** begin **

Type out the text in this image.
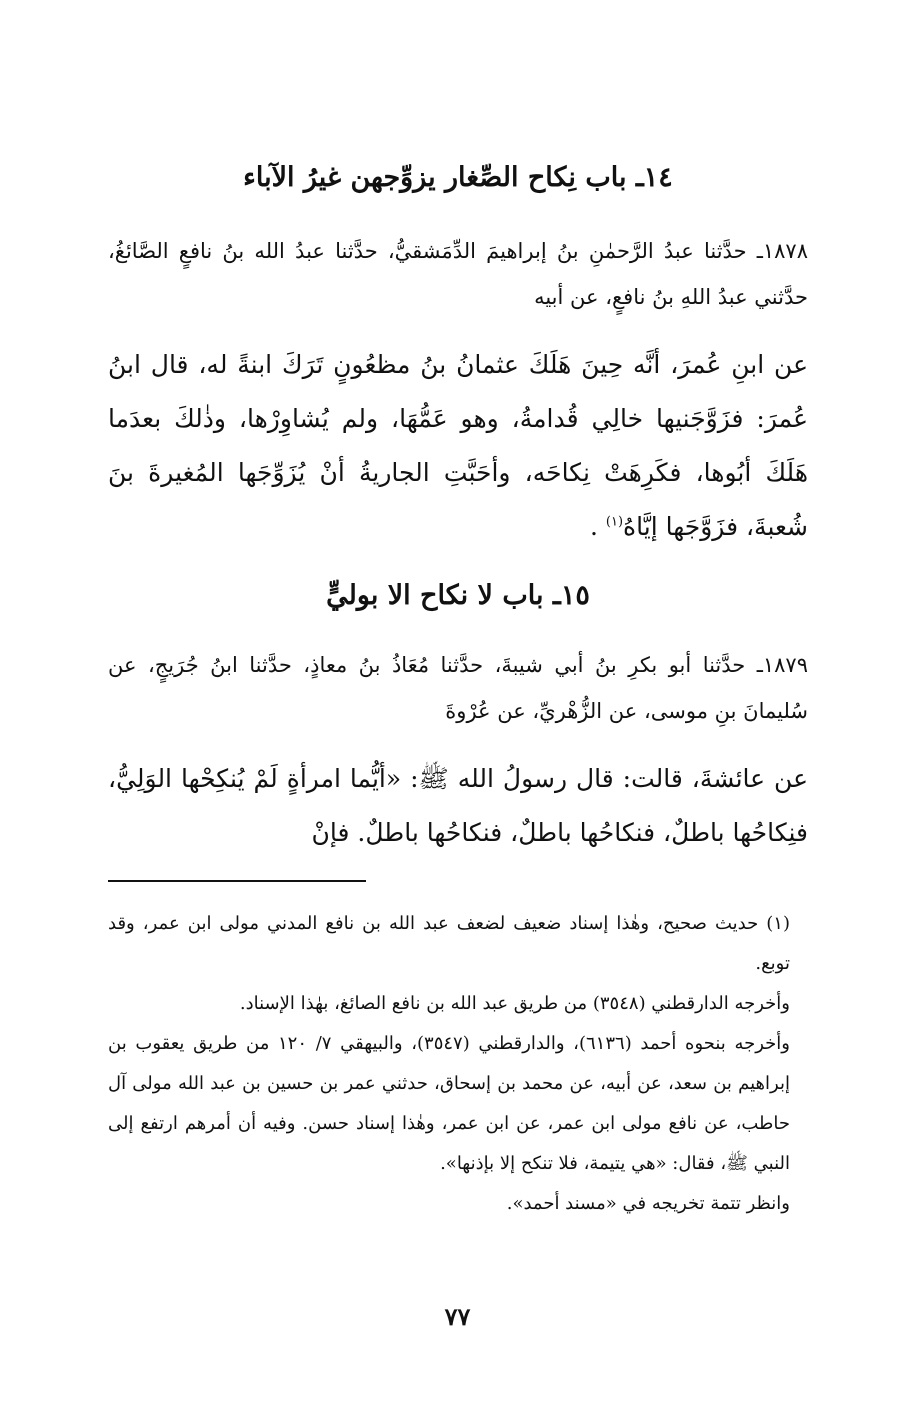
١٤ـ باب نِكاح الصِّغار يزوِّجهن غيرُ الآباء

١٨٧٨ـ حدَّثنا عبدُ الرَّحمٰنِ بنُ إبراهيمَ الدِّمَشقيُّ، حدَّثنا عبدُ الله بنُ نافعٍ الصَّائغُ، حدَّثني عبدُ اللهِ بنُ نافعٍ، عن أبيه

عن ابنِ عُمرَ، أنَّه حِينَ هَلَكَ عثمانُ بنُ مظعُونٍ تَرَكَ ابنةً له، قال ابنُ عُمرَ: فزَوَّجَنيها خالِي قُدامةُ، وهو عَمُّهَا، ولم يُشاوِرْها، وذٰلكَ بعدَما هَلَكَ أبُوها، فكَرِهَتْ نِكاحَه، وأحَبَّتِ الجاريةُ أنْ يُزَوِّجَها المُغيرةَ بنَ شُعبةَ، فزَوَّجَها إيَّاهُ$^{(١)}$ .

١٥ـ باب لا نكاح الا بوليٍّ

١٨٧٩ـ حدَّثنا أبو بكرِ بنُ أبي شيبةَ، حدَّثنا مُعَاذُ بنُ معاذٍ، حدَّثنا ابنُ جُرَيجٍ، عن سُليمانَ بنِ موسى، عن الزُّهْريِّ، عن عُرْوةَ

عن عائشةَ، قالت: قال رسولُ الله ﷺ: «أيُّما امرأةٍ لَمْ يُنكِحْها الوَلِيُّ، فنِكاحُها باطلٌ، فنكاحُها باطلٌ، فنكاحُها باطلٌ. فإنْ

(١) حديث صحيح، وهٰذا إسناد ضعيف لضعف عبد الله بن نافع المدني مولى ابن عمر، وقد توبع.

وأخرجه الدارقطني (٣٥٤٨) من طريق عبد الله بن نافع الصائغ، بهٰذا الإسناد.

وأخرجه بنحوه أحمد (٦١٣٦)، والدارقطني (٣٥٤٧)، والبيهقي ٧/ ١٢٠ من طريق يعقوب بن إبراهيم بن سعد، عن أبيه، عن محمد بن إسحاق، حدثني عمر بن حسين بن عبد الله مولى آل حاطب، عن نافع مولى ابن عمر، عن ابن عمر، وهٰذا إسناد حسن. وفيه أن أمرهم ارتفع إلى النبي ﷺ، فقال: «هي يتيمة، فلا تنكح إلا بإذنها».

وانظر تتمة تخريجه في «مسند أحمد».

٧٧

** end **

What to do: Print out the lines exactly, skipping any picture.

Task response:
Type out the text in this image.
١٤ـ باب نِكاح الصِّغار يزوِّجهن غيرُ الآباء

١٨٧٨ـ حدَّثنا عبدُ الرَّحمٰنِ بنُ إبراهيمَ الدِّمَشقيُّ، حدَّثنا عبدُ الله بنُ نافعٍ الصَّائغُ، حدَّثني عبدُ اللهِ بنُ نافعٍ، عن أبيه

عن ابنِ عُمرَ، أنَّه حِينَ هَلَكَ عثمانُ بنُ مظعُونٍ تَرَكَ ابنةً له، قال ابنُ عُمرَ: فزَوَّجَنيها خالِي قُدامةُ، وهو عَمُّهَا، ولم يُشاوِرْها، وذٰلكَ بعدَما هَلَكَ أبُوها، فكَرِهَتْ نِكاحَه، وأحَبَّتِ الجاريةُ أنْ يُزَوِّجَها المُغيرةَ بنَ شُعبةَ، فزَوَّجَها إيَّاهُ$^{(١)}$ .

١٥ـ باب لا نكاح الا بوليٍّ

١٨٧٩ـ حدَّثنا أبو بكرِ بنُ أبي شيبةَ، حدَّثنا مُعَاذُ بنُ معاذٍ، حدَّثنا ابنُ جُرَيجٍ، عن سُليمانَ بنِ موسى، عن الزُّهْريِّ، عن عُرْوةَ

عن عائشةَ، قالت: قال رسولُ الله ﷺ: «أيُّما امرأةٍ لَمْ يُنكِحْها الوَلِيُّ، فنِكاحُها باطلٌ، فنكاحُها باطلٌ، فنكاحُها باطلٌ. فإنْ

(١) حديث صحيح، وهٰذا إسناد ضعيف لضعف عبد الله بن نافع المدني مولى ابن عمر، وقد توبع.

وأخرجه الدارقطني (٣٥٤٨) من طريق عبد الله بن نافع الصائغ، بهٰذا الإسناد.

وأخرجه بنحوه أحمد (٦١٣٦)، والدارقطني (٣٥٤٧)، والبيهقي ٧/ ١٢٠ من طريق يعقوب بن إبراهيم بن سعد، عن أبيه، عن محمد بن إسحاق، حدثني عمر بن حسين بن عبد الله مولى آل حاطب، عن نافع مولى ابن عمر، عن ابن عمر، وهٰذا إسناد حسن. وفيه أن أمرهم ارتفع إلى النبي ﷺ، فقال: «هي يتيمة، فلا تنكح إلا بإذنها».

وانظر تتمة تخريجه في «مسند أحمد».

٧٧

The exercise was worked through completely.